**Work to do**
Update the data from the start through the line with "y-tick-label: 0.29 [52, 430, 90, 446]" by replacing "x-tick-label" with "x-axis-tick", and return only those lines with everything else left unchanged.

**Raw data**
- - -

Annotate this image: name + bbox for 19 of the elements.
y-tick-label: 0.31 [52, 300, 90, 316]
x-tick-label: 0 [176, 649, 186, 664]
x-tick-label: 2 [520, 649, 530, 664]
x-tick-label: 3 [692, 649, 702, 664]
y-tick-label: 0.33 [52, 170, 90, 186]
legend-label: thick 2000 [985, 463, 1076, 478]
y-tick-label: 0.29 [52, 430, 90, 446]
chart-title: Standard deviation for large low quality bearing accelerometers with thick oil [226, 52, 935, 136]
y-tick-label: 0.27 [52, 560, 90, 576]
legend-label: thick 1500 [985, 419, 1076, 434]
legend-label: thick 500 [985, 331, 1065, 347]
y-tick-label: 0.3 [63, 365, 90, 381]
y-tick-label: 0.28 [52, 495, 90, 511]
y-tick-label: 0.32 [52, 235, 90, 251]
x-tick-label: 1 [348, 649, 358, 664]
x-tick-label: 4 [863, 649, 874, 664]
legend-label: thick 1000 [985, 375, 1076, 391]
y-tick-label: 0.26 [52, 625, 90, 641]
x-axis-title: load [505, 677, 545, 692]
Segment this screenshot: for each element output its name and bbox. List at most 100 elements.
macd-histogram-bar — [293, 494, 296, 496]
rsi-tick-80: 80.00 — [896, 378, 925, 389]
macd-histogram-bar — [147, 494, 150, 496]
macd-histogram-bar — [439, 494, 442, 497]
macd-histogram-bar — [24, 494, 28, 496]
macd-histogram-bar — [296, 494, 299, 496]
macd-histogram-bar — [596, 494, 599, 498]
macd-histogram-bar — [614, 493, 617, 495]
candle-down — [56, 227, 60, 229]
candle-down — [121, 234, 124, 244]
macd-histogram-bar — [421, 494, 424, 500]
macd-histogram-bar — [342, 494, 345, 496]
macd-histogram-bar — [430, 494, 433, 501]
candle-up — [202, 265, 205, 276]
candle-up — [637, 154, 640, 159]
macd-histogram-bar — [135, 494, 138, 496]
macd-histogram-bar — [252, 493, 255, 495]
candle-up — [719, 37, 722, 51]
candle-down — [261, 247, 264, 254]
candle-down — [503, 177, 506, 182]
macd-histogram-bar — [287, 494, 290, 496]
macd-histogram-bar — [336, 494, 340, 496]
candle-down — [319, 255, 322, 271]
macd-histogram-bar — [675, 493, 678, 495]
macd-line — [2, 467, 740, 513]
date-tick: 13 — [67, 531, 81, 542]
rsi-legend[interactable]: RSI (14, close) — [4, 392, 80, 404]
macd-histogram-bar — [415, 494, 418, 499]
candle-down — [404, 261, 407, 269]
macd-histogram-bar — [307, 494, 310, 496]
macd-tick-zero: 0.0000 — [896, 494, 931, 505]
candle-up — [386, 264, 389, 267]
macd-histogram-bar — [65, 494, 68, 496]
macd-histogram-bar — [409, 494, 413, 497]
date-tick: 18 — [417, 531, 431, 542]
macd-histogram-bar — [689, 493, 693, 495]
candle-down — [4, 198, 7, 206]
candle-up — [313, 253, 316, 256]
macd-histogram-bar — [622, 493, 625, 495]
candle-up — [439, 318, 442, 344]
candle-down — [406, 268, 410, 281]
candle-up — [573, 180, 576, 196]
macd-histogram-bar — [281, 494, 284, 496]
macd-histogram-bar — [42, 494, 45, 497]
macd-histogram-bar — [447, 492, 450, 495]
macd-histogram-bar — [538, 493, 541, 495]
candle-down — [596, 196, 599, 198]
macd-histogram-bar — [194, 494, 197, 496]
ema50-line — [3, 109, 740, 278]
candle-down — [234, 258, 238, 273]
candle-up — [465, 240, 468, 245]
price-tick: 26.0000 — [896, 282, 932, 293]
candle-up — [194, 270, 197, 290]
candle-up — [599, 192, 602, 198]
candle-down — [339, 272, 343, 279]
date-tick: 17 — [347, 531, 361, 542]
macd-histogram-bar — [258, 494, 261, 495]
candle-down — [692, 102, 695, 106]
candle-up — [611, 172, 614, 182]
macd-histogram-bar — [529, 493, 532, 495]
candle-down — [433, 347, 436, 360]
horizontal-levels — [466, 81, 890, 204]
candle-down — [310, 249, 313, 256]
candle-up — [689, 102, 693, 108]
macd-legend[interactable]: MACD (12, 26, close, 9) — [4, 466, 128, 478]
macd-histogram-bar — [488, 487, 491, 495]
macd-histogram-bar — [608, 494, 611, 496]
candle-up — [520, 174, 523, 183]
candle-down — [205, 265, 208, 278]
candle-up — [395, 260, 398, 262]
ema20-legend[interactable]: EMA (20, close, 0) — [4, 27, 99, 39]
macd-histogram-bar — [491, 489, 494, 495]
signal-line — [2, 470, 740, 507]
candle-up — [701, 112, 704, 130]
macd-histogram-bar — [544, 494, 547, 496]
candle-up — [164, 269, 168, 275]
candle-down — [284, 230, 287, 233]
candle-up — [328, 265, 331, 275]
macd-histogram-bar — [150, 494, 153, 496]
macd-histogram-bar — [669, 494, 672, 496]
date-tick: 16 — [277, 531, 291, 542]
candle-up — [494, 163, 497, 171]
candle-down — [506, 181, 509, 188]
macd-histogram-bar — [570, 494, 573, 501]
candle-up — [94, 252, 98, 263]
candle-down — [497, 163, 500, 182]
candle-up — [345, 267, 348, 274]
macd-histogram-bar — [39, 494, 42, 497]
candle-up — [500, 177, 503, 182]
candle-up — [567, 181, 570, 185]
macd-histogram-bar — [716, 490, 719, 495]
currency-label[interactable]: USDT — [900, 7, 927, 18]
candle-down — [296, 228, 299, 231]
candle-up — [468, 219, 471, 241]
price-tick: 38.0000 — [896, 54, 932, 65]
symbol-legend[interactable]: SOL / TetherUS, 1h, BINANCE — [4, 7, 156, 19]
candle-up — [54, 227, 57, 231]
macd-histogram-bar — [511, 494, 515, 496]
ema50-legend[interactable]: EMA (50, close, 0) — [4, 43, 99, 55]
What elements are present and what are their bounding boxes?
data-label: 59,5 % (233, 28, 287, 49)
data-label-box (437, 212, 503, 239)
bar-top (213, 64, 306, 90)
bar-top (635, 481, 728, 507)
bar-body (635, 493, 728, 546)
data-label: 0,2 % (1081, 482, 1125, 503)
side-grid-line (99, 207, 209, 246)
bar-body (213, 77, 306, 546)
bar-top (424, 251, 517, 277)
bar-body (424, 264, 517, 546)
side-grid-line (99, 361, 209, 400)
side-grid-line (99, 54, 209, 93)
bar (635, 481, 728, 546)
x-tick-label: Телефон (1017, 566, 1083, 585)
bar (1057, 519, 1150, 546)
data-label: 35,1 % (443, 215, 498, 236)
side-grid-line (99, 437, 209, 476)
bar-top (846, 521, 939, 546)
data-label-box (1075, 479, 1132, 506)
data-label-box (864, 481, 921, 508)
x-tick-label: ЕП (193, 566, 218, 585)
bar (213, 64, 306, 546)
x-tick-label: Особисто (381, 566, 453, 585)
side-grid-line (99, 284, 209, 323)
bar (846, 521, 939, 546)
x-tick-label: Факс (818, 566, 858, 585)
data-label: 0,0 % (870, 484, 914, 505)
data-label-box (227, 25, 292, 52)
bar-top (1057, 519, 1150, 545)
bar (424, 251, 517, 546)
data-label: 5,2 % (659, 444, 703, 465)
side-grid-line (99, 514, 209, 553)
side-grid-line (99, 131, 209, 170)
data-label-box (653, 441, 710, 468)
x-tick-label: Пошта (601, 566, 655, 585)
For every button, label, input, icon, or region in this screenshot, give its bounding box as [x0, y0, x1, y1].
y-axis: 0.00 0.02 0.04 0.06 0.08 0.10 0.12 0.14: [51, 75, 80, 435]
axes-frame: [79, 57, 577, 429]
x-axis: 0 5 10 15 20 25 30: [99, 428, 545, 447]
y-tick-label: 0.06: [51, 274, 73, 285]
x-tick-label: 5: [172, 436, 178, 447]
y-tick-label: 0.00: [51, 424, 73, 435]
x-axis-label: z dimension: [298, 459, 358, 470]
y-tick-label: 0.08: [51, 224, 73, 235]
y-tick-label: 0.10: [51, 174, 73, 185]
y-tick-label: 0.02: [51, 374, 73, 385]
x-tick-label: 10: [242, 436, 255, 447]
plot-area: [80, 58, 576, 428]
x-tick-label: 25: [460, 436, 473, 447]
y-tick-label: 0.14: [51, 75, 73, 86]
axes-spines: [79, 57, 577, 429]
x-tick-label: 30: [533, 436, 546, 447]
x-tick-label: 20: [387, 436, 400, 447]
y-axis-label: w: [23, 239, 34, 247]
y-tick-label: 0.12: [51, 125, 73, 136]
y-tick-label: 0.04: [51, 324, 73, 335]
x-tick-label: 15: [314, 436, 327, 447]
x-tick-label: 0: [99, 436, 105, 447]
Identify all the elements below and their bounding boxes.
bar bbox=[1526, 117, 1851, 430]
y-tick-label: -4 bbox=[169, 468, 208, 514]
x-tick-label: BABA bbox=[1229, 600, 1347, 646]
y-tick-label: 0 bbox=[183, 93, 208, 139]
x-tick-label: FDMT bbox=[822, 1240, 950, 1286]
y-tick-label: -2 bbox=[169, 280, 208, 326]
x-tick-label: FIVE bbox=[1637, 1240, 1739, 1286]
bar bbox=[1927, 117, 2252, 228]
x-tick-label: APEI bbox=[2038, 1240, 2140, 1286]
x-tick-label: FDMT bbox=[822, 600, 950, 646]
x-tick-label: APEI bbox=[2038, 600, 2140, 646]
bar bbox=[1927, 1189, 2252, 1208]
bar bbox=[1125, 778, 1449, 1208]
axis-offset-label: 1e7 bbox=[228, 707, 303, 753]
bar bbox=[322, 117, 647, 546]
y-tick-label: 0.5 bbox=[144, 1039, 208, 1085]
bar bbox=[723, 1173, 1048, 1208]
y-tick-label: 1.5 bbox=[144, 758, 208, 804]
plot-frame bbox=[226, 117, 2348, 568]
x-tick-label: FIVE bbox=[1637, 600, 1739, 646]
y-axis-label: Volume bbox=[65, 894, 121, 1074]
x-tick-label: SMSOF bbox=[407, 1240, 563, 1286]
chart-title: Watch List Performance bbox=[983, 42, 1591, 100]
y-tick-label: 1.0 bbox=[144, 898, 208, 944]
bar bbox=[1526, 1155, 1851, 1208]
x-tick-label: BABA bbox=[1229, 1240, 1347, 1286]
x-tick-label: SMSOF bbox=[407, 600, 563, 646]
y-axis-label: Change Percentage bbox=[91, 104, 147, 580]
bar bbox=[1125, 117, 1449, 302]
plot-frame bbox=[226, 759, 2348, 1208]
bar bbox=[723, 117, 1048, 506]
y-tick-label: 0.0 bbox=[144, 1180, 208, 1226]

- - -

**The result**
Annotate this image: name + bbox for 19 of the elements.
y-tick-label: 0.31 [52, 300, 90, 316]
x-axis-tick: 0 [176, 649, 186, 664]
x-axis-tick: 2 [520, 649, 530, 664]
x-axis-tick: 3 [692, 649, 702, 664]
y-tick-label: 0.33 [52, 170, 90, 186]
legend-label: thick 2000 [985, 463, 1076, 478]
y-tick-label: 0.29 [52, 430, 90, 446]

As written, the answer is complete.